>> start Selection
DH. Ice Cream Cake

(I have no idea why cakes are so popular in math puzzles, but here is another conundrum)

Peter Winkler gives us one more puzzle from his book Mathematical Mind Benders and tells us a little bit about why good puzzles are like good jokes.

6 Comments »

  1. notovny said,

    January 17, 2008 at 7:16 pm

    This might be a bit of a crazy take on it. Haven’t read the book, so no clue if this is the “real” answer.

    I also don’t know if posting an answer in the comments is frowned upon, so perhaps a bit of spoiler space?

    Okay.

    Assume the cake is a real object rather than an abstraction. As a result, it’s made up of molecules, and the molecules are made up of atoms.

    You’re not going to cut atoms with a knife. Not unless you’re swinging it ludicrously hard.

    As a result, regardless of what angle you pick, each slice is going to contain an integer number of atoms. Assume you’re exact enough that the same number of atoms is between each slice. (this is probably going to assume that the cake is perfectly circular and cylindrically symmetrical) If that’s the case the slice you’re picking and flipping is a rational fraction of the cake.
>> end Selection
## Written instruction
Rewrite the ice cream cake post from "Assume the cake" up to and including "of the cake.", changing every "atoms" to "particles".
>> start Data lines
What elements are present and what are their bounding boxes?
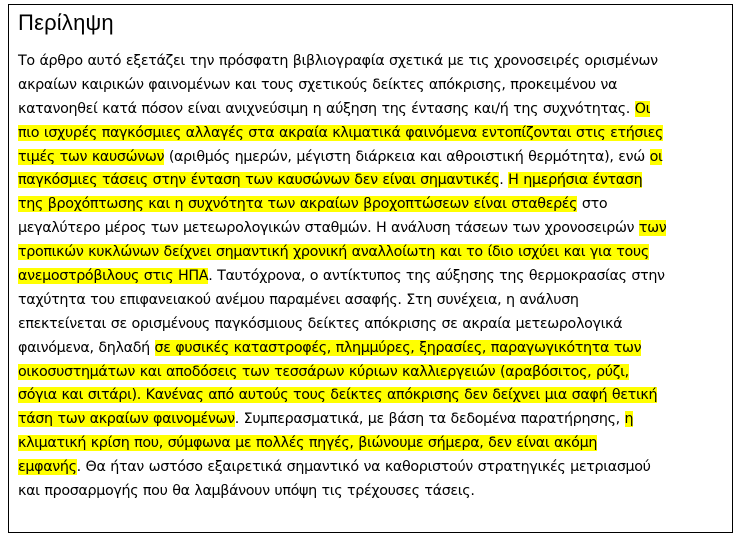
>> end Data lines
## The answer
Assume the cake is a real object rather than an abstraction. As a result, it’s made up of molecules, and the molecules are made up of particles.

    You’re not going to cut particles with a knife. Not unless you’re swinging it ludicrously hard.

    As a result, regardless of what angle you pick, each slice is going to contain an integer number of particles. Assume you’re exact enough that the same number of particles is between each slice. (this is probably going to assume that the cake is perfectly circular and cylindrically symmetrical) If that’s the case the slice you’re picking and flipping is a rational fraction of the cake.